Written instruction
Examine each line of the data. Copy those that contain the string "Когда".

(Collection entries)
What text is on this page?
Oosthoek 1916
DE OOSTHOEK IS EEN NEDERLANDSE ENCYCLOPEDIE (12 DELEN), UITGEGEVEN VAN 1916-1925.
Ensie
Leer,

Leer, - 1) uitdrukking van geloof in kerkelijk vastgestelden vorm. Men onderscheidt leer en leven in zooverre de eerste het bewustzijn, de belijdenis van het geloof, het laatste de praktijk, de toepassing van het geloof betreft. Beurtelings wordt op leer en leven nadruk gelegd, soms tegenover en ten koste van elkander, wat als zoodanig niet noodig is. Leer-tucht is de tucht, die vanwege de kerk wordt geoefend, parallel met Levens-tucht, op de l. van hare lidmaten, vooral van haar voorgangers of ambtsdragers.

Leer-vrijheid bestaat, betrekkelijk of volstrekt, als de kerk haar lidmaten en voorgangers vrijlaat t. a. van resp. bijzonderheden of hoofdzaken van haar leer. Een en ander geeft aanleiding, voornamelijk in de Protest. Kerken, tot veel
* * *
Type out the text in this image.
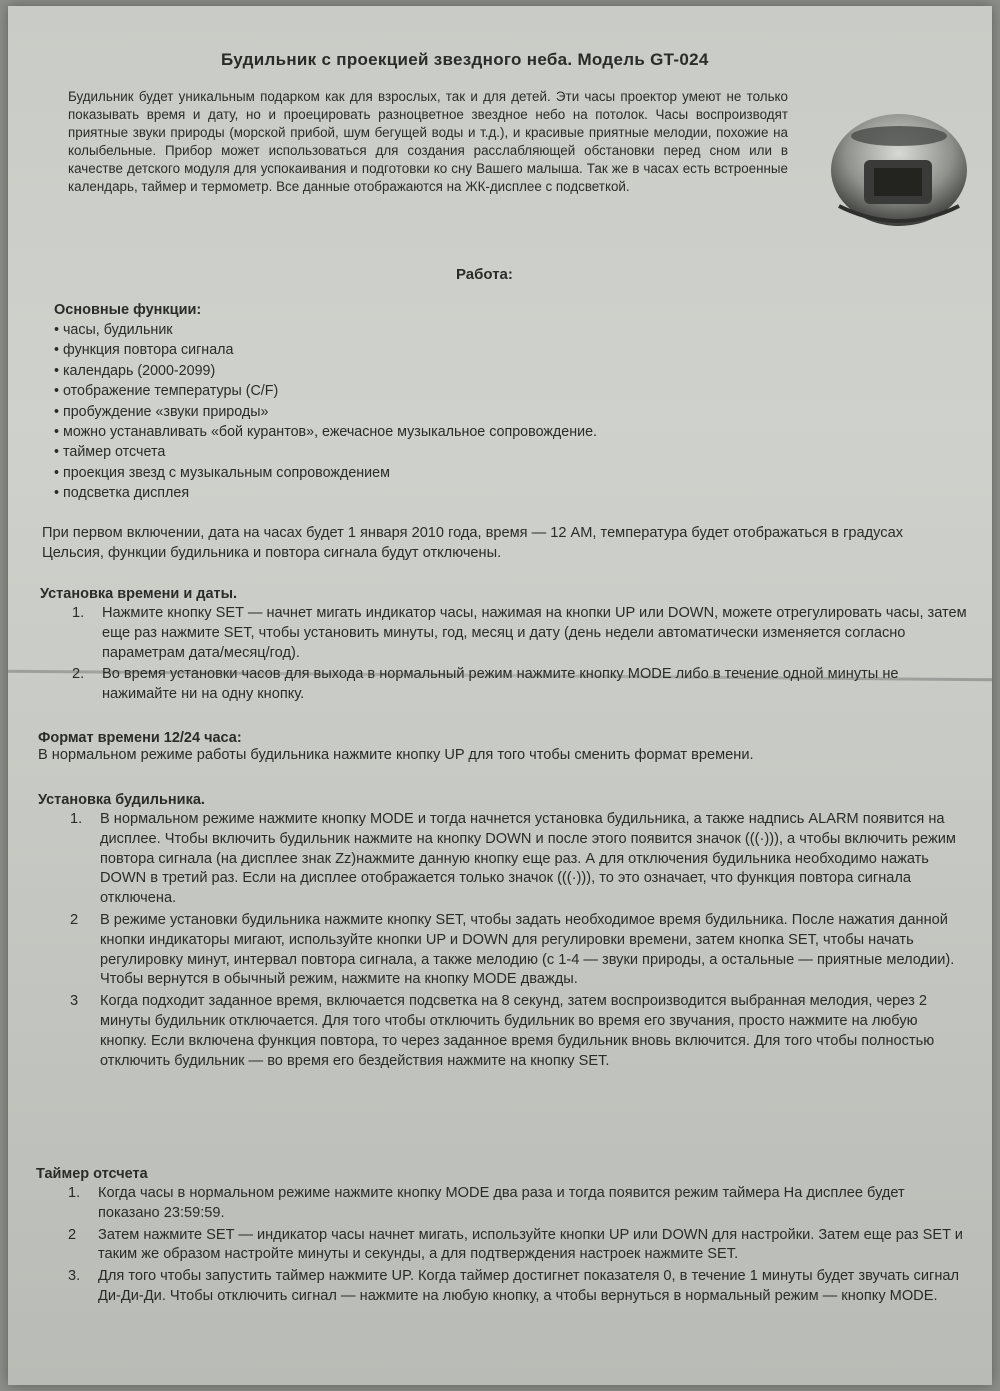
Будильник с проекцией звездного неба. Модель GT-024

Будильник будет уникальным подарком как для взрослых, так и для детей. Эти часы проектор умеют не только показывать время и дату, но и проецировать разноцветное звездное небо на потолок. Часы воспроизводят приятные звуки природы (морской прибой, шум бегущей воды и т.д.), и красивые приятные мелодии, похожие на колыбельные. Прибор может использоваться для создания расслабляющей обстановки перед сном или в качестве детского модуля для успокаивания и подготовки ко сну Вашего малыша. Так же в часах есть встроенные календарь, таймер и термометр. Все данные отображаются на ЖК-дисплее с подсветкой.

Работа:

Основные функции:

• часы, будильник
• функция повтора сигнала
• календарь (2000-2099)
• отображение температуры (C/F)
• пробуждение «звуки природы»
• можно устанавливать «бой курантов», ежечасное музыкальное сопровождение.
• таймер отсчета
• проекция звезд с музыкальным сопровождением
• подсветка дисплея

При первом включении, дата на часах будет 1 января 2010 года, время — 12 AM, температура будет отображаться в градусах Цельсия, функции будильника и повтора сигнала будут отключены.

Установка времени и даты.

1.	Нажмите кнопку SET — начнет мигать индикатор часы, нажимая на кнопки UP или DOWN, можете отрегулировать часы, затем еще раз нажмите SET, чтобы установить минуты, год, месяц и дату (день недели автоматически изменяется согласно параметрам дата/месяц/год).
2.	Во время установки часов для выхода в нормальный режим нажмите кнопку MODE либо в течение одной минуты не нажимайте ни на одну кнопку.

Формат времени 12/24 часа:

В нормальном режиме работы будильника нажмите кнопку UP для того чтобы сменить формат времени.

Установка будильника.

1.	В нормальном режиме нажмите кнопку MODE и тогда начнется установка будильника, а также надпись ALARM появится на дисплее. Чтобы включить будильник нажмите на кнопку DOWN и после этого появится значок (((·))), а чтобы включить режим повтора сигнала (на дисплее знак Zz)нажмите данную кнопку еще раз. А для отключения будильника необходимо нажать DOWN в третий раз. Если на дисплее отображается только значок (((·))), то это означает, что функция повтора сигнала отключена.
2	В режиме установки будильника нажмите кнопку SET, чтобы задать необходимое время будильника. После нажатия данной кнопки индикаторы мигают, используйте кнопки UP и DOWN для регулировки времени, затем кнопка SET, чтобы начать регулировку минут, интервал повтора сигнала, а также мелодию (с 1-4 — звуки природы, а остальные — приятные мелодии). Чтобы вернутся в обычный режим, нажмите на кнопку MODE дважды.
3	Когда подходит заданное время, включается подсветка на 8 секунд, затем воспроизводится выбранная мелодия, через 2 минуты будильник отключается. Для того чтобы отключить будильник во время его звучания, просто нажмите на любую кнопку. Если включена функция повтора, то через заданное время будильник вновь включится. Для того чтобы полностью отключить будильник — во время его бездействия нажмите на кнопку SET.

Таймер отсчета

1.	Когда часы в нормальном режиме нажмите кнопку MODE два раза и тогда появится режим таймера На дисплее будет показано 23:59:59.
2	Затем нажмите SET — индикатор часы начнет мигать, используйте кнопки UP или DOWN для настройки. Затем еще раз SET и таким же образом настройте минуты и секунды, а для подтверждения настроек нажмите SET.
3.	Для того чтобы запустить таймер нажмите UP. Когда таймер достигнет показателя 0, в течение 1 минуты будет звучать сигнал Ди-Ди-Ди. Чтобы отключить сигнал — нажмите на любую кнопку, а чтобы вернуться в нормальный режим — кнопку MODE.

Solution to this problem
3	Когда подходит заданное время, включается подсветка на 8 секунд, затем воспроизводится выбранная мелодия, через 2 минуты будильник отключается. Для того чтобы отключить будильник во время его звучания, просто нажмите на любую кнопку. Если включена функция повтора, то через заданное время будильник вновь включится. Для того чтобы полностью отключить будильник — во время его бездействия нажмите на кнопку SET.
1.	Когда часы в нормальном режиме нажмите кнопку MODE два раза и тогда появится режим таймера На дисплее будет показано 23:59:59.
3.	Для того чтобы запустить таймер нажмите UP. Когда таймер достигнет показателя 0, в течение 1 минуты будет звучать сигнал Ди-Ди-Ди. Чтобы отключить сигнал — нажмите на любую кнопку, а чтобы вернуться в нормальный режим — кнопку MODE.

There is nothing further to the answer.